◆ Aim:
Take every line where the string "count" appears and copy it.

◆ Data section:
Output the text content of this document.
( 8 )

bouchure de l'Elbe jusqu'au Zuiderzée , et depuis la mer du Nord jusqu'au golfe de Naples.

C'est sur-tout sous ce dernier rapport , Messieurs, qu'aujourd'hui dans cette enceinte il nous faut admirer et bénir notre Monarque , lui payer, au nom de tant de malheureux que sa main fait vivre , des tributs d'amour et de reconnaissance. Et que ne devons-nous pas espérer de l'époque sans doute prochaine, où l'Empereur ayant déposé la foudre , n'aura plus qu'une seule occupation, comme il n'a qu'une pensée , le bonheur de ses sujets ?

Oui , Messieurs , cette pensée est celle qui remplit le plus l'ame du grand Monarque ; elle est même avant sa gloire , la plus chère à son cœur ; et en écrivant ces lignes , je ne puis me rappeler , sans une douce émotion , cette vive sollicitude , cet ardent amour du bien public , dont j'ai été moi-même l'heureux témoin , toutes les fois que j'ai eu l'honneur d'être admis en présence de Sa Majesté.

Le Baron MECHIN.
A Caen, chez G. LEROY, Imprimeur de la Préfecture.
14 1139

--

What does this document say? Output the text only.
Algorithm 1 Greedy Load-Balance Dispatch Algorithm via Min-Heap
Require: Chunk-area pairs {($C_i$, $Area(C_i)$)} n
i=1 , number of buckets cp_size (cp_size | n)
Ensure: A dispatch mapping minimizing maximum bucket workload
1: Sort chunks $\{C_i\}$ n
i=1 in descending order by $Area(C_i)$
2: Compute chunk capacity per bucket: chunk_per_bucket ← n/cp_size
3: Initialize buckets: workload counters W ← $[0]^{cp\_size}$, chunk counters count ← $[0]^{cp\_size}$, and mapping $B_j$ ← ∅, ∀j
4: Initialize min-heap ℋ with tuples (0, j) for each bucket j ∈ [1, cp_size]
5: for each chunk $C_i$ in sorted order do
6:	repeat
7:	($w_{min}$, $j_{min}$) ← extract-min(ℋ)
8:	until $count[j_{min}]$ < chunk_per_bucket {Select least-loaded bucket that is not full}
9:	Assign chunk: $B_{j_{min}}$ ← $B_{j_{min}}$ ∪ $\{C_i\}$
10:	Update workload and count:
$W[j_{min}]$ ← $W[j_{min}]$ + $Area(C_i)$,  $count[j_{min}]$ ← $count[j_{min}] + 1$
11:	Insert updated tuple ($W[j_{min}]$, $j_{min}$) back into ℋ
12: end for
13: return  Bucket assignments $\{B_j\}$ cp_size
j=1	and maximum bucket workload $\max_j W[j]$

◆ Exercise response:
3: Initialize buckets: workload counters W ← $[0]^{cp\_size}$, chunk counters count ← $[0]^{cp\_size}$, and mapping $B_j$ ← ∅, ∀j
8:	until $count[j_{min}]$ < chunk_per_bucket {Select least-loaded bucket that is not full}
10:	Update workload and count:
$W[j_{min}]$ ← $W[j_{min}]$ + $Area(C_i)$,  $count[j_{min}]$ ← $count[j_{min}] + 1$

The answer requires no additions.